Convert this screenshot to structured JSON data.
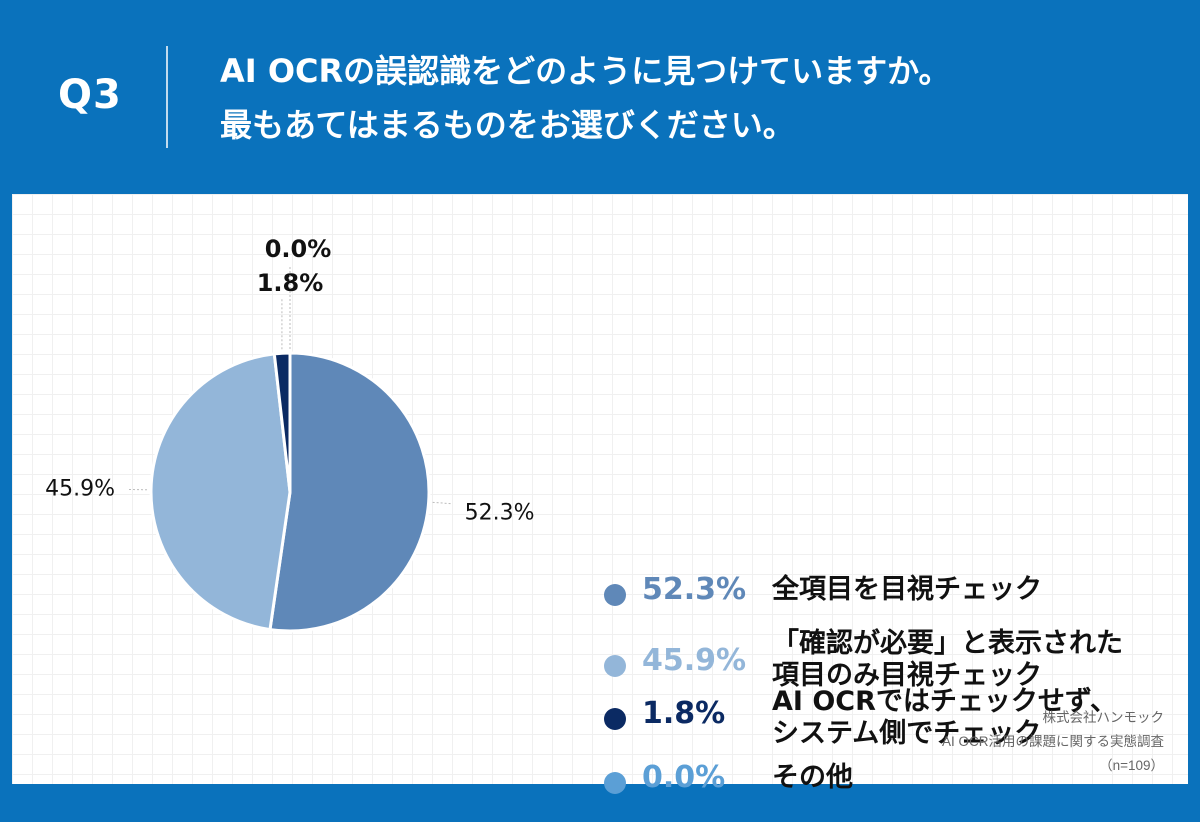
{
  "header": {
    "question_number": "Q3",
    "question_line1": "AI OCRの誤認識をどのように見つけていますか。",
    "question_line2": "最もあてはまるものをお選びください。"
  },
  "chart_data": {
    "type": "pie",
    "slices": [
      {
        "label": "全項目を目視チェック",
        "value": 52.3,
        "value_label": "52.3%",
        "color": "#5f88b8"
      },
      {
        "label": "「確認が必要」と表示された\n項目のみ目視チェック",
        "value": 45.9,
        "value_label": "45.9%",
        "color": "#93b6d9"
      },
      {
        "label": "AI OCRではチェックせず、\nシステム側でチェック",
        "value": 1.8,
        "value_label": "1.8%",
        "color": "#0b2a63"
      },
      {
        "label": "その他",
        "value": 0.0,
        "value_label": "0.0%",
        "color": "#5b9fd6"
      }
    ],
    "legend_placement": "right"
  },
  "source": {
    "company": "株式会社ハンモック",
    "survey": "AI OCR活用の課題に関する実態調査",
    "sample": "（n=109）"
  }
}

▸ **THE TASK**
Keep the pictures out of the copy and write out the data exactly as it stands.

▸ **TASK ANSWER**
Convert this screenshot to structured JSON data.
{
  "header": {
    "question_number": "Q3",
    "question_line1": "AI OCRの誤認識をどのように見つけていますか。",
    "question_line2": "最もあてはまるものをお選びください。"
  },
  "chart_data": {
    "type": "pie",
    "slices": [
      {
        "label": "全項目を目視チェック",
        "value": 52.3,
        "value_label": "52.3%",
        "color": "#5f88b8"
      },
      {
        "label": "「確認が必要」と表示された\n項目のみ目視チェック",
        "value": 45.9,
        "value_label": "45.9%",
        "color": "#93b6d9"
      },
      {
        "label": "AI OCRではチェックせず、\nシステム側でチェック",
        "value": 1.8,
        "value_label": "1.8%",
        "color": "#0b2a63"
      },
      {
        "label": "その他",
        "value": 0.0,
        "value_label": "0.0%",
        "color": "#5b9fd6"
      }
    ],
    "legend_placement": "right"
  },
  "source": {
    "company": "株式会社ハンモック",
    "survey": "AI OCR活用の課題に関する実態調査",
    "sample": "（n=109）"
  }
}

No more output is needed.